■ **THE EXERCISE**
Copy every entry exactly.

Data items
** Begin **
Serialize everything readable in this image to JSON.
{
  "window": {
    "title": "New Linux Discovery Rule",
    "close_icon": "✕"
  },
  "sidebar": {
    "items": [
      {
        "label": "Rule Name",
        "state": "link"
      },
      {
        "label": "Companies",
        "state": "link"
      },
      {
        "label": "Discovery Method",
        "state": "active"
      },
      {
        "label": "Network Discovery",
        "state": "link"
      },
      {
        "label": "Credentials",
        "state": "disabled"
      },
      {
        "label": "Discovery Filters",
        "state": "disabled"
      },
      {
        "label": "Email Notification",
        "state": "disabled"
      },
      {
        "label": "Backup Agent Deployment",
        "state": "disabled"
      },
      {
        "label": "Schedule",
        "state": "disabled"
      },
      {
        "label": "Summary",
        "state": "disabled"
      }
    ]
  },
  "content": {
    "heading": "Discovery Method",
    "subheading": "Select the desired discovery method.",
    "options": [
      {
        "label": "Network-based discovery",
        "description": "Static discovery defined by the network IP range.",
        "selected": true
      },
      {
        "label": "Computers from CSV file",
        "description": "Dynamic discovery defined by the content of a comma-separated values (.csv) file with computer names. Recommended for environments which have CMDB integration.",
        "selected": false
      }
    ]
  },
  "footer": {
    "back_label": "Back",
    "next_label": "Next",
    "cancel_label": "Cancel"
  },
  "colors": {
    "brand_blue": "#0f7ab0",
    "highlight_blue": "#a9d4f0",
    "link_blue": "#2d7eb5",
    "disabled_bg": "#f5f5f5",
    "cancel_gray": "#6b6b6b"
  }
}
** End **
■ **SOLVED PROBLEM**
Serialize everything readable in this image to JSON.
{
  "window": {
    "title": "New Linux Discovery Rule",
    "close_icon": "✕"
  },
  "sidebar": {
    "items": [
      {
        "label": "Rule Name",
        "state": "link"
      },
      {
        "label": "Companies",
        "state": "link"
      },
      {
        "label": "Discovery Method",
        "state": "active"
      },
      {
        "label": "Network Discovery",
        "state": "link"
      },
      {
        "label": "Credentials",
        "state": "disabled"
      },
      {
        "label": "Discovery Filters",
        "state": "disabled"
      },
      {
        "label": "Email Notification",
        "state": "disabled"
      },
      {
        "label": "Backup Agent Deployment",
        "state": "disabled"
      },
      {
        "label": "Schedule",
        "state": "disabled"
      },
      {
        "label": "Summary",
        "state": "disabled"
      }
    ]
  },
  "content": {
    "heading": "Discovery Method",
    "subheading": "Select the desired discovery method.",
    "options": [
      {
        "label": "Network-based discovery",
        "description": "Static discovery defined by the network IP range.",
        "selected": true
      },
      {
        "label": "Computers from CSV file",
        "description": "Dynamic discovery defined by the content of a comma-separated values (.csv) file with computer names. Recommended for environments which have CMDB integration.",
        "selected": false
      }
    ]
  },
  "footer": {
    "back_label": "Back",
    "next_label": "Next",
    "cancel_label": "Cancel"
  },
  "colors": {
    "brand_blue": "#0f7ab0",
    "highlight_blue": "#a9d4f0",
    "link_blue": "#2d7eb5",
    "disabled_bg": "#f5f5f5",
    "cancel_gray": "#6b6b6b"
  }
}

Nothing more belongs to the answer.